(Task directions): In the material below, find every line with "Actual" and pull it out.

## begin

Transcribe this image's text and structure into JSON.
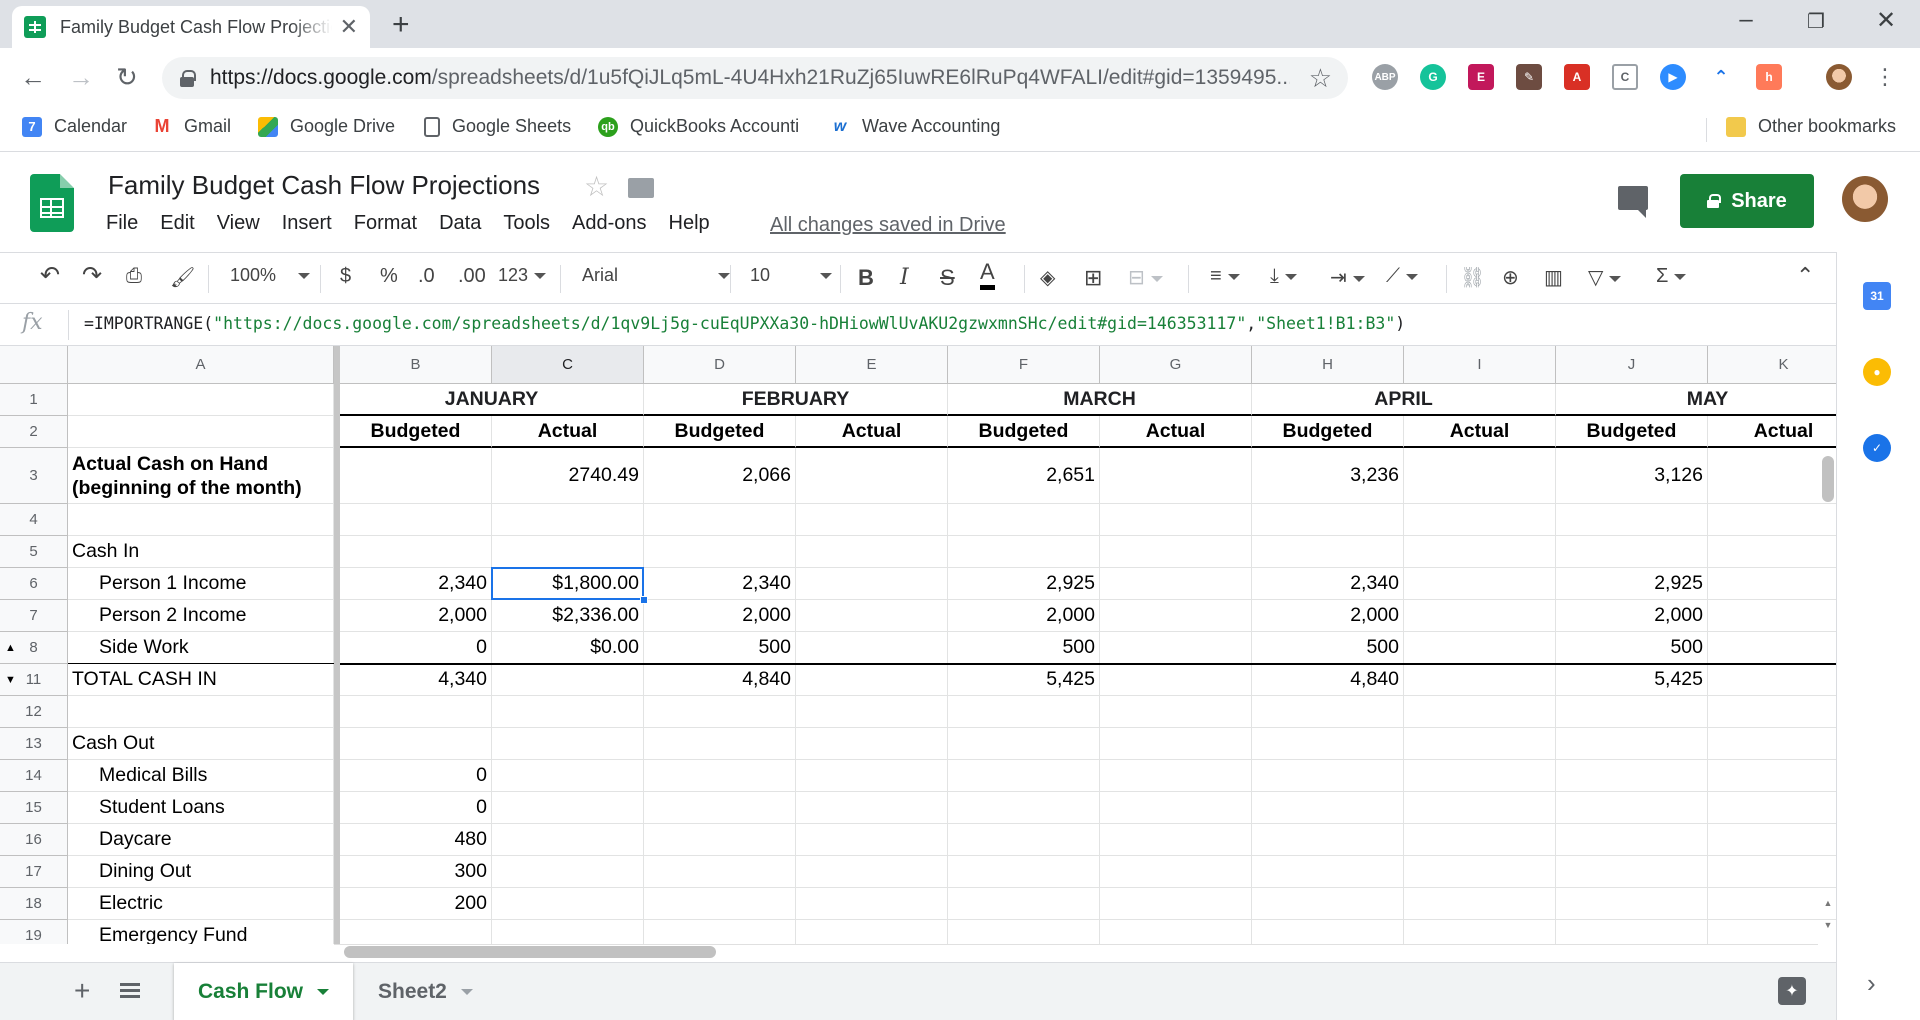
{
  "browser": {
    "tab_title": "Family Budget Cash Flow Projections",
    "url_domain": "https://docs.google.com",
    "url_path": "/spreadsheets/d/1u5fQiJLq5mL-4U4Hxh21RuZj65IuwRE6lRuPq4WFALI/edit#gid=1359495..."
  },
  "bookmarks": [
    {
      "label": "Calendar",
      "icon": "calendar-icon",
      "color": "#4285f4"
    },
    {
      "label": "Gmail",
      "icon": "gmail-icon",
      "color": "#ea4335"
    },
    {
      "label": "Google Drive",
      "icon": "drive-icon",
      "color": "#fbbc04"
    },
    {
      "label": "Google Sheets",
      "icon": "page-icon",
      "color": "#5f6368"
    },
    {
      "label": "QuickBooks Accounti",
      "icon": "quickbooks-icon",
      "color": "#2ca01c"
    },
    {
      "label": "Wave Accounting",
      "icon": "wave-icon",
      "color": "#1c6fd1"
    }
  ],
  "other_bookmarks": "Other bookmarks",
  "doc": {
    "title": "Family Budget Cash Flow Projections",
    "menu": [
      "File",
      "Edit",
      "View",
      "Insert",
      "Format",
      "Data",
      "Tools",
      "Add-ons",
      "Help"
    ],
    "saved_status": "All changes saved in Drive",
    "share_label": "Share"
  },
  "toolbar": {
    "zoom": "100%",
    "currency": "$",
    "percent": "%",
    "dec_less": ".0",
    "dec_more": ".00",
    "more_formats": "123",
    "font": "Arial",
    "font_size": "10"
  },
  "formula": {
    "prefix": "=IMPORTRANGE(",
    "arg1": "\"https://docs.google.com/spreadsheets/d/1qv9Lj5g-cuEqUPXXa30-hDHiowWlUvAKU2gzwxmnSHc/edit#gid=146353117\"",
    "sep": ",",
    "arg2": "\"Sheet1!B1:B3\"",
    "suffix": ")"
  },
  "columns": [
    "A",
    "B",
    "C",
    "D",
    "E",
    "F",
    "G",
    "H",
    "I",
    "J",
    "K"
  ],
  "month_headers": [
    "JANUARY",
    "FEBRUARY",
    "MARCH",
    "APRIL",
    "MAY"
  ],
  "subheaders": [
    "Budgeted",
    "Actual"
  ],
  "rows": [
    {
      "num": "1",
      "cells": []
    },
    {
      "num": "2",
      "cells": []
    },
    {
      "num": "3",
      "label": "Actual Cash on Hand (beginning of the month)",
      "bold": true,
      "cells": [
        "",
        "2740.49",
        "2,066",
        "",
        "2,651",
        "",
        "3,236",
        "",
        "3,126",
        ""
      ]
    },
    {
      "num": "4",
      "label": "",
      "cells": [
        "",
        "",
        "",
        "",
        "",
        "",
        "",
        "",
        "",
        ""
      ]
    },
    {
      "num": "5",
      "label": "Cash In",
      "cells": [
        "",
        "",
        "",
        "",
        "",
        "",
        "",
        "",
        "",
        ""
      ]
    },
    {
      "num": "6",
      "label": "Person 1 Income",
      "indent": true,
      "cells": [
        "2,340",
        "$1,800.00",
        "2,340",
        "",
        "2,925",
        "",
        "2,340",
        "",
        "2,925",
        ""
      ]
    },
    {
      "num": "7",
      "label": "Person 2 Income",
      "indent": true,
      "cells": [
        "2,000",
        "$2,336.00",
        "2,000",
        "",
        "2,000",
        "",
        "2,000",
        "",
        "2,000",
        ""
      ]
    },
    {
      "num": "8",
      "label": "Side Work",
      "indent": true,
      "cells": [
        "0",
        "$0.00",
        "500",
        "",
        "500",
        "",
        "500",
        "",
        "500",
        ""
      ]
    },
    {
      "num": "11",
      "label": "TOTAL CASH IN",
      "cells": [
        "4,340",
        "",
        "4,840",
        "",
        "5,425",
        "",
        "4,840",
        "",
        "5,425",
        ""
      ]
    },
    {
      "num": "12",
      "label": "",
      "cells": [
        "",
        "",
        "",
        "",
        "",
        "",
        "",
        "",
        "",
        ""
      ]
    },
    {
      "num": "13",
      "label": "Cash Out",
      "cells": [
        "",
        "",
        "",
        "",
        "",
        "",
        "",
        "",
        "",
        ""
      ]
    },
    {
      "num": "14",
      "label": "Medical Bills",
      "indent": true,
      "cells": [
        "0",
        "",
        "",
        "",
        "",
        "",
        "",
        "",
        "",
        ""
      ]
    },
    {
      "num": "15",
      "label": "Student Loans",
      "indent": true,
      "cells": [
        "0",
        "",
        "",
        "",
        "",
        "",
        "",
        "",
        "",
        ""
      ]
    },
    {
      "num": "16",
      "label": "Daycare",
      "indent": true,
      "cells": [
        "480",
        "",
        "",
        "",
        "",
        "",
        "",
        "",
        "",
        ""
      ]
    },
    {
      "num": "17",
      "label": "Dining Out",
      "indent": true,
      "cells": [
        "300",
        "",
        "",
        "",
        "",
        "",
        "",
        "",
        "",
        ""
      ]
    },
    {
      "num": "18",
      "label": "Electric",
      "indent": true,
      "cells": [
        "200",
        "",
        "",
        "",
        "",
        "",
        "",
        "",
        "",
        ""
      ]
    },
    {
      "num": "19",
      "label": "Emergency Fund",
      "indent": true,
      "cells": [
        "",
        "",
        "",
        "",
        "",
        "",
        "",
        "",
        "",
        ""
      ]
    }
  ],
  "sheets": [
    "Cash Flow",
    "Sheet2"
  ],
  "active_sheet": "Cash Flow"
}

## end

(Finished answer):
    "Actual"
      "label": "Actual Cash on Hand (beginning of the month)",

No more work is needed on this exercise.